## START

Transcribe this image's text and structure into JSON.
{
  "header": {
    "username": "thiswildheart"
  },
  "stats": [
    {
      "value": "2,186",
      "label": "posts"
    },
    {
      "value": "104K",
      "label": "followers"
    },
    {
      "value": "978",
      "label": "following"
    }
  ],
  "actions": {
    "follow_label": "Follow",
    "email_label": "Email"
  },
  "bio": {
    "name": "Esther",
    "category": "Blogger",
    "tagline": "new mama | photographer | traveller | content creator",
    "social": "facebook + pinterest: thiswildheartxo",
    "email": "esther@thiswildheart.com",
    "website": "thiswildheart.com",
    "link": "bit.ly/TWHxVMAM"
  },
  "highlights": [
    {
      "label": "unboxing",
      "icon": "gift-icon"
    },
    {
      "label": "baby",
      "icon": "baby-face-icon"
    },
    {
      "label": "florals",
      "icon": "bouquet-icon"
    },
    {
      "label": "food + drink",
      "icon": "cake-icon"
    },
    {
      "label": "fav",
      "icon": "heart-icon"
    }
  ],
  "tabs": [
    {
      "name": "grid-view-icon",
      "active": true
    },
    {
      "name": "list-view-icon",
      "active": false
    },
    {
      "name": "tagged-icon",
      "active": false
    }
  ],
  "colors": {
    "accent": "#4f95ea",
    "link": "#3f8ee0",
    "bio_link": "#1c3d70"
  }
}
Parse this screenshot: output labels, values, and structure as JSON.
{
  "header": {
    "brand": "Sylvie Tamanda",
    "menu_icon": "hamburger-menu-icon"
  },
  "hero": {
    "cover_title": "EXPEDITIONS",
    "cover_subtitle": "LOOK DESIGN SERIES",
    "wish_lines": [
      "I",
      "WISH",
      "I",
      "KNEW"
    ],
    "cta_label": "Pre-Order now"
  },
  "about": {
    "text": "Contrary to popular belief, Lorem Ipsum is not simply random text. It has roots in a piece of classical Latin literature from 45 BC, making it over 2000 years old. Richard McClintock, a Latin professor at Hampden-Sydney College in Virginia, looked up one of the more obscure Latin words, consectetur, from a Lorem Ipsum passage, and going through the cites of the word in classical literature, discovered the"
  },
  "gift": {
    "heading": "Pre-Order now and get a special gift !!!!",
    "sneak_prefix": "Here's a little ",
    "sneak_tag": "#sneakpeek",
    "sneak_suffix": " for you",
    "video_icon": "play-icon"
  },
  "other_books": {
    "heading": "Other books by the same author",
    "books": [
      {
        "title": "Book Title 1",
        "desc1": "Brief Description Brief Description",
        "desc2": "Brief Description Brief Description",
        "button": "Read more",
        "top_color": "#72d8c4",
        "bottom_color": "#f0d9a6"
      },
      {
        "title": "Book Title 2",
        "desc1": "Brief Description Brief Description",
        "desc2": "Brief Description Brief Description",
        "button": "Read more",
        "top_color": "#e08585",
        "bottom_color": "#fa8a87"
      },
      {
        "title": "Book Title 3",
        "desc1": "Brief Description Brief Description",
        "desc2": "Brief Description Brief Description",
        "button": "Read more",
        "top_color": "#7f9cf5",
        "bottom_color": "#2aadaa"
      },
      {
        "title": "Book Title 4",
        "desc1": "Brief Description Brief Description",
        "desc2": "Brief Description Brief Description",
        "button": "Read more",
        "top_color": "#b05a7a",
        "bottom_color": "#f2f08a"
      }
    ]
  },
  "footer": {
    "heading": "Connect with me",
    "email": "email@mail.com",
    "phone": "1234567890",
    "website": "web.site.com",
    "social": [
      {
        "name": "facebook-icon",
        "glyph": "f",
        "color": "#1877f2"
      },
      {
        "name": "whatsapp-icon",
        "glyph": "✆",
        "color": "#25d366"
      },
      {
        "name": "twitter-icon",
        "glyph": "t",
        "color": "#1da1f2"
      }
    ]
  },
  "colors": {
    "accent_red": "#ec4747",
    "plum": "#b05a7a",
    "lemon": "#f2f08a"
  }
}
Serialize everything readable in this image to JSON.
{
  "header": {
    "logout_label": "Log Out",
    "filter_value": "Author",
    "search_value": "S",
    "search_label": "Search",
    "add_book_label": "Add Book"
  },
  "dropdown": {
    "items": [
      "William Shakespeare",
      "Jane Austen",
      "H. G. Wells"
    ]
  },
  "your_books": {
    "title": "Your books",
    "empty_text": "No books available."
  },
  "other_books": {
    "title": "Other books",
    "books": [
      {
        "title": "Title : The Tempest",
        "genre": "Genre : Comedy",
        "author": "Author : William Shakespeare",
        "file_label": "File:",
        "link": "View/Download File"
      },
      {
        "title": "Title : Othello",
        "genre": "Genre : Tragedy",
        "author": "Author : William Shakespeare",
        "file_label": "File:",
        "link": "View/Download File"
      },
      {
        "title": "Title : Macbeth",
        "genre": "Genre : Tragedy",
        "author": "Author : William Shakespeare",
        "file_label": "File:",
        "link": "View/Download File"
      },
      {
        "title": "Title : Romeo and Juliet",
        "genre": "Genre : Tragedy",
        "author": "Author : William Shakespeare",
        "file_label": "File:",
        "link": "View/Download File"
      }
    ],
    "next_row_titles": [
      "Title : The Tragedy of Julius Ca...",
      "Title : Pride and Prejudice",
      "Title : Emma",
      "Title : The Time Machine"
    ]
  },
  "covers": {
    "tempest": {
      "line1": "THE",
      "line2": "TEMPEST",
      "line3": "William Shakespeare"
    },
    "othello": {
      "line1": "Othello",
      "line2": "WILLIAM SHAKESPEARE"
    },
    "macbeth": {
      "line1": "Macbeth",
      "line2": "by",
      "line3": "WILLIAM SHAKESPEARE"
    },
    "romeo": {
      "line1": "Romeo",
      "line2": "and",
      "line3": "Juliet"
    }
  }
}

## END

> Set problem:
Take the entries above and transcribe them in full.

> Exercise result:
Transcribe this image's text and structure into JSON.
{
  "header": {
    "username": "thiswildheart"
  },
  "stats": [
    {
      "value": "2,186",
      "label": "posts"
    },
    {
      "value": "104K",
      "label": "followers"
    },
    {
      "value": "978",
      "label": "following"
    }
  ],
  "actions": {
    "follow_label": "Follow",
    "email_label": "Email"
  },
  "bio": {
    "name": "Esther",
    "category": "Blogger",
    "tagline": "new mama | photographer | traveller | content creator",
    "social": "facebook + pinterest: thiswildheartxo",
    "email": "esther@thiswildheart.com",
    "website": "thiswildheart.com",
    "link": "bit.ly/TWHxVMAM"
  },
  "highlights": [
    {
      "label": "unboxing",
      "icon": "gift-icon"
    },
    {
      "label": "baby",
      "icon": "baby-face-icon"
    },
    {
      "label": "florals",
      "icon": "bouquet-icon"
    },
    {
      "label": "food + drink",
      "icon": "cake-icon"
    },
    {
      "label": "fav",
      "icon": "heart-icon"
    }
  ],
  "tabs": [
    {
      "name": "grid-view-icon",
      "active": true
    },
    {
      "name": "list-view-icon",
      "active": false
    },
    {
      "name": "tagged-icon",
      "active": false
    }
  ],
  "colors": {
    "accent": "#4f95ea",
    "link": "#3f8ee0",
    "bio_link": "#1c3d70"
  }
}
Parse this screenshot: output labels, values, and structure as JSON.
{
  "header": {
    "brand": "Sylvie Tamanda",
    "menu_icon": "hamburger-menu-icon"
  },
  "hero": {
    "cover_title": "EXPEDITIONS",
    "cover_subtitle": "LOOK DESIGN SERIES",
    "wish_lines": [
      "I",
      "WISH",
      "I",
      "KNEW"
    ],
    "cta_label": "Pre-Order now"
  },
  "about": {
    "text": "Contrary to popular belief, Lorem Ipsum is not simply random text. It has roots in a piece of classical Latin literature from 45 BC, making it over 2000 years old. Richard McClintock, a Latin professor at Hampden-Sydney College in Virginia, looked up one of the more obscure Latin words, consectetur, from a Lorem Ipsum passage, and going through the cites of the word in classical literature, discovered the"
  },
  "gift": {
    "heading": "Pre-Order now and get a special gift !!!!",
    "sneak_prefix": "Here's a little ",
    "sneak_tag": "#sneakpeek",
    "sneak_suffix": " for you",
    "video_icon": "play-icon"
  },
  "other_books": {
    "heading": "Other books by the same author",
    "books": [
      {
        "title": "Book Title 1",
        "desc1": "Brief Description Brief Description",
        "desc2": "Brief Description Brief Description",
        "button": "Read more",
        "top_color": "#72d8c4",
        "bottom_color": "#f0d9a6"
      },
      {
        "title": "Book Title 2",
        "desc1": "Brief Description Brief Description",
        "desc2": "Brief Description Brief Description",
        "button": "Read more",
        "top_color": "#e08585",
        "bottom_color": "#fa8a87"
      },
      {
        "title": "Book Title 3",
        "desc1": "Brief Description Brief Description",
        "desc2": "Brief Description Brief Description",
        "button": "Read more",
        "top_color": "#7f9cf5",
        "bottom_color": "#2aadaa"
      },
      {
        "title": "Book Title 4",
        "desc1": "Brief Description Brief Description",
        "desc2": "Brief Description Brief Description",
        "button": "Read more",
        "top_color": "#b05a7a",
        "bottom_color": "#f2f08a"
      }
    ]
  },
  "footer": {
    "heading": "Connect with me",
    "email": "email@mail.com",
    "phone": "1234567890",
    "website": "web.site.com",
    "social": [
      {
        "name": "facebook-icon",
        "glyph": "f",
        "color": "#1877f2"
      },
      {
        "name": "whatsapp-icon",
        "glyph": "✆",
        "color": "#25d366"
      },
      {
        "name": "twitter-icon",
        "glyph": "t",
        "color": "#1da1f2"
      }
    ]
  },
  "colors": {
    "accent_red": "#ec4747",
    "plum": "#b05a7a",
    "lemon": "#f2f08a"
  }
}
Serialize everything readable in this image to JSON.
{
  "header": {
    "logout_label": "Log Out",
    "filter_value": "Author",
    "search_value": "S",
    "search_label": "Search",
    "add_book_label": "Add Book"
  },
  "dropdown": {
    "items": [
      "William Shakespeare",
      "Jane Austen",
      "H. G. Wells"
    ]
  },
  "your_books": {
    "title": "Your books",
    "empty_text": "No books available."
  },
  "other_books": {
    "title": "Other books",
    "books": [
      {
        "title": "Title : The Tempest",
        "genre": "Genre : Comedy",
        "author": "Author : William Shakespeare",
        "file_label": "File:",
        "link": "View/Download File"
      },
      {
        "title": "Title : Othello",
        "genre": "Genre : Tragedy",
        "author": "Author : William Shakespeare",
        "file_label": "File:",
        "link": "View/Download File"
      },
      {
        "title": "Title : Macbeth",
        "genre": "Genre : Tragedy",
        "author": "Author : William Shakespeare",
        "file_label": "File:",
        "link": "View/Download File"
      },
      {
        "title": "Title : Romeo and Juliet",
        "genre": "Genre : Tragedy",
        "author": "Author : William Shakespeare",
        "file_label": "File:",
        "link": "View/Download File"
      }
    ],
    "next_row_titles": [
      "Title : The Tragedy of Julius Ca...",
      "Title : Pride and Prejudice",
      "Title : Emma",
      "Title : The Time Machine"
    ]
  },
  "covers": {
    "tempest": {
      "line1": "THE",
      "line2": "TEMPEST",
      "line3": "William Shakespeare"
    },
    "othello": {
      "line1": "Othello",
      "line2": "WILLIAM SHAKESPEARE"
    },
    "macbeth": {
      "line1": "Macbeth",
      "line2": "by",
      "line3": "WILLIAM SHAKESPEARE"
    },
    "romeo": {
      "line1": "Romeo",
      "line2": "and",
      "line3": "Juliet"
    }
  }
}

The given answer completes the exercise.